### SUPPLIED RECORDS
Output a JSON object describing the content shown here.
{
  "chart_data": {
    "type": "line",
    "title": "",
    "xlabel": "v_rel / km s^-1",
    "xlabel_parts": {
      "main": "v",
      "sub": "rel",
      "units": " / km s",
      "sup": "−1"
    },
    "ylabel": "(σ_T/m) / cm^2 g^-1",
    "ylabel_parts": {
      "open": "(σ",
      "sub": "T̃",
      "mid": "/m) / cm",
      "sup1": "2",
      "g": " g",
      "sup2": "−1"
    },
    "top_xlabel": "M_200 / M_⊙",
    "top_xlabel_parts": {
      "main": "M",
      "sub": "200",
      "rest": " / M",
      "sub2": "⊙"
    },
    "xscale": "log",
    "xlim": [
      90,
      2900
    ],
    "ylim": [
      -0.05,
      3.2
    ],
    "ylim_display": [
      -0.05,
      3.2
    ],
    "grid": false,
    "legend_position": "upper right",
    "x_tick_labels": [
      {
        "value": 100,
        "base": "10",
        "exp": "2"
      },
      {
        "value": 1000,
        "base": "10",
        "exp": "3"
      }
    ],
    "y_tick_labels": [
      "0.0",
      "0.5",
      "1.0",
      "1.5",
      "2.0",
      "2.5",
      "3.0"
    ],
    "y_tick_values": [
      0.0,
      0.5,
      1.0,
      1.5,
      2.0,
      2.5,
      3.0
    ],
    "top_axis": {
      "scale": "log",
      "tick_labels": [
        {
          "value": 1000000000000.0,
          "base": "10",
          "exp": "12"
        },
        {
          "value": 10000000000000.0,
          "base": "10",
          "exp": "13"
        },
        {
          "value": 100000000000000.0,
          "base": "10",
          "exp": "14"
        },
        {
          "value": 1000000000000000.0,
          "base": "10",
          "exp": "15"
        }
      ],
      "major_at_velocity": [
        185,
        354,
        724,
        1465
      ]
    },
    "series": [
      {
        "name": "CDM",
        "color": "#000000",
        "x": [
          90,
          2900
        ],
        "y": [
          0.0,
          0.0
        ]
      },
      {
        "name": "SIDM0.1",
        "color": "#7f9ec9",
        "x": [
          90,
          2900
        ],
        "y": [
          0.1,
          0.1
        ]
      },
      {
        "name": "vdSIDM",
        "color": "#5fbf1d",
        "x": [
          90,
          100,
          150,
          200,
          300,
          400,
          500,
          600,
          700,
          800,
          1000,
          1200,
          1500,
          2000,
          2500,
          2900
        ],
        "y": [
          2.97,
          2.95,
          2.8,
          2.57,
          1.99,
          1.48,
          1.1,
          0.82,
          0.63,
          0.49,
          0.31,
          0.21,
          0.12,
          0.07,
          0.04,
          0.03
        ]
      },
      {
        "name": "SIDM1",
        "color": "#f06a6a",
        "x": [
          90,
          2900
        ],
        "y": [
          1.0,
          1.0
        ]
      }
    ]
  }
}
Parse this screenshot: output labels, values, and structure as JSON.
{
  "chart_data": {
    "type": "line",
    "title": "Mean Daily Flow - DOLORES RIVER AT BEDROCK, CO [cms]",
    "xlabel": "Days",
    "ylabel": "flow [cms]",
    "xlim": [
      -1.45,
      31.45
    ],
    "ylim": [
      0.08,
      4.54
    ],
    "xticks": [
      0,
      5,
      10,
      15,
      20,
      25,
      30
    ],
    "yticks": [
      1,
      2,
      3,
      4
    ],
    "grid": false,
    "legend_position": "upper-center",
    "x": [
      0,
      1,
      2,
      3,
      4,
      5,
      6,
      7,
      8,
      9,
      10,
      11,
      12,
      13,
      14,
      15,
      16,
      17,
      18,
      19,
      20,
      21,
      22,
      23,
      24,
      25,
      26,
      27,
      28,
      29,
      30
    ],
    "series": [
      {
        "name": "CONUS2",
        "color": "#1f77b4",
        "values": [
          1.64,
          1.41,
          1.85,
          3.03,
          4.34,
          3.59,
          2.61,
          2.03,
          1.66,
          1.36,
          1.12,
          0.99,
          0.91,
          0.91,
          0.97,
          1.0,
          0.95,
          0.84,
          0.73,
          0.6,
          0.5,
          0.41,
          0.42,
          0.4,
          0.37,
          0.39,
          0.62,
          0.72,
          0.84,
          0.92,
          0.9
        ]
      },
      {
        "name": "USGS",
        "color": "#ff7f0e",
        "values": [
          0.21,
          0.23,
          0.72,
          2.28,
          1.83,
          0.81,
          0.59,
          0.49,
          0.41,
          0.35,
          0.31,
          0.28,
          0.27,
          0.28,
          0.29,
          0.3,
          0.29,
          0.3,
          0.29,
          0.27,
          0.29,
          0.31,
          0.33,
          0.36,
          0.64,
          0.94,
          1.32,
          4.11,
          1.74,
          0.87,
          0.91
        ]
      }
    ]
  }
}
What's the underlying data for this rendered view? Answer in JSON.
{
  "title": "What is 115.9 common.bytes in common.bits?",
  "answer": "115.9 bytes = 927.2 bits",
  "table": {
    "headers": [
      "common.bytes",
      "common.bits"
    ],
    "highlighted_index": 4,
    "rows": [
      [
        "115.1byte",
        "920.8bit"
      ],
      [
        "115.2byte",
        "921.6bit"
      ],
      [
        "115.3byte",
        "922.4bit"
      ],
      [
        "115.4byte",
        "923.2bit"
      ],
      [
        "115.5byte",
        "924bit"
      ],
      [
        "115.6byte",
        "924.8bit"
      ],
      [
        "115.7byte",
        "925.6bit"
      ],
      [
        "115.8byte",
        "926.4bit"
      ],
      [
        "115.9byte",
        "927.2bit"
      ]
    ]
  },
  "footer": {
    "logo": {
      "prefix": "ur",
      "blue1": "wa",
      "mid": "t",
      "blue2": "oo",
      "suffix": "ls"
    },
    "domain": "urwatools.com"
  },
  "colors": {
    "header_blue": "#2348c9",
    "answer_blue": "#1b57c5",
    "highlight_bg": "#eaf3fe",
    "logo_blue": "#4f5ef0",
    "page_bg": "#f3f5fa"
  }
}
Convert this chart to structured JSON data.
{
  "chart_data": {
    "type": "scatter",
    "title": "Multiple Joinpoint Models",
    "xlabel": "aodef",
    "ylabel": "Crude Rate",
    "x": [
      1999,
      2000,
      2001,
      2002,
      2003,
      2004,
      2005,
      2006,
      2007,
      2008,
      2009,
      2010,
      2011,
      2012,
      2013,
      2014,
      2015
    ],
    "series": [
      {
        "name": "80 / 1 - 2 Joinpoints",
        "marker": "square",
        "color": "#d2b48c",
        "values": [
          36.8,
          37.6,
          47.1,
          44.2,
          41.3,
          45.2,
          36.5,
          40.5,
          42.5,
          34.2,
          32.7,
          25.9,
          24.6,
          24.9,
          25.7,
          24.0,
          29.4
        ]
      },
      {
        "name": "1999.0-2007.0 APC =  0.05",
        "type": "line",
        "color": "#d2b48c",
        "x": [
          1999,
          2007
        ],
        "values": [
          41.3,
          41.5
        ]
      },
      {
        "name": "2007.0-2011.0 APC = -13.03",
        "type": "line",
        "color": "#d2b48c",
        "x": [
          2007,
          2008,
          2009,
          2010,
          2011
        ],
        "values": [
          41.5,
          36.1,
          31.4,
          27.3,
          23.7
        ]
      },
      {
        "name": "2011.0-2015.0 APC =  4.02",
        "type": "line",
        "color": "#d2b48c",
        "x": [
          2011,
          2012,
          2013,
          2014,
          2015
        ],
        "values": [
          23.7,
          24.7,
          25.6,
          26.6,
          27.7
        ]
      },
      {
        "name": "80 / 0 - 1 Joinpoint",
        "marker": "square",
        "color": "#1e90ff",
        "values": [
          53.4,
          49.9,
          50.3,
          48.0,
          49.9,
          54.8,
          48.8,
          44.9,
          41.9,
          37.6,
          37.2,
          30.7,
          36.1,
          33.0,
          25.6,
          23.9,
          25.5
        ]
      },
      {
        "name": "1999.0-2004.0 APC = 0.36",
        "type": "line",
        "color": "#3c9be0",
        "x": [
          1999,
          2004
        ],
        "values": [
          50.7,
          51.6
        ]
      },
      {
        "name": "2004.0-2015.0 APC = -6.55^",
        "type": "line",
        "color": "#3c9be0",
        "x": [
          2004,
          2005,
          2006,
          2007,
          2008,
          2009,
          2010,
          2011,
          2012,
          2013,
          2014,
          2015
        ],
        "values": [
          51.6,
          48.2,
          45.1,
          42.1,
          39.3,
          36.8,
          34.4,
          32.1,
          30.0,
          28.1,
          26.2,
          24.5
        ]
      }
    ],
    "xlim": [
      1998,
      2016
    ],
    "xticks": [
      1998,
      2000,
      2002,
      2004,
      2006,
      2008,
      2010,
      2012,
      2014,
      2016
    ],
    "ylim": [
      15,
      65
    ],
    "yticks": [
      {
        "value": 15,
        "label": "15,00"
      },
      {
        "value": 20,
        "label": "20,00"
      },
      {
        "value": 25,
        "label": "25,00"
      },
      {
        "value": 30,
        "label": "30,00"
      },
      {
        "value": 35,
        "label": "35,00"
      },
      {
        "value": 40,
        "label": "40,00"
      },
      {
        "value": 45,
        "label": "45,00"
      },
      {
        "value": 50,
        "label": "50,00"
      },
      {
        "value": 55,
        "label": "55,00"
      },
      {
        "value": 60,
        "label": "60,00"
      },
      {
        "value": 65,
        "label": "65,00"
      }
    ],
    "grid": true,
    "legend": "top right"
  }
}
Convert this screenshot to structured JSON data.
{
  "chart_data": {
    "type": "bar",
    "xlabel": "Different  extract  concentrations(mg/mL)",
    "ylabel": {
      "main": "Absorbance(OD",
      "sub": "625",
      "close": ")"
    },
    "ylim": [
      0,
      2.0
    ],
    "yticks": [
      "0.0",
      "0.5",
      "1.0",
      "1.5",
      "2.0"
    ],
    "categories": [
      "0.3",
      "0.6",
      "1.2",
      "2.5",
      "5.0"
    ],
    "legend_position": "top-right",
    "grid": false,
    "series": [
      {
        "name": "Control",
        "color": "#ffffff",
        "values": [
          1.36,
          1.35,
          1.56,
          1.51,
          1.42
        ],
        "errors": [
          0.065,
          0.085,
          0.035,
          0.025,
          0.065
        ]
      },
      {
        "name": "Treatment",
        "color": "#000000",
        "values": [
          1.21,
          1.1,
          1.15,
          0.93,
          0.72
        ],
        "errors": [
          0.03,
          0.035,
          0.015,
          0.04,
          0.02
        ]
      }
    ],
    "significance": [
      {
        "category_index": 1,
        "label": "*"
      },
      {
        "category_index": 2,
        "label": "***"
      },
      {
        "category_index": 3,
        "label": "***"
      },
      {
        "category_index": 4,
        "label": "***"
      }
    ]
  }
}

### EXERCISE PROMPT
In the material above, show every line where the word "right" turns up.

### REPLY TO THE EXERCISE
    "legend_position": "upper right",
    "legend": "top right"
    "legend_position": "top-right",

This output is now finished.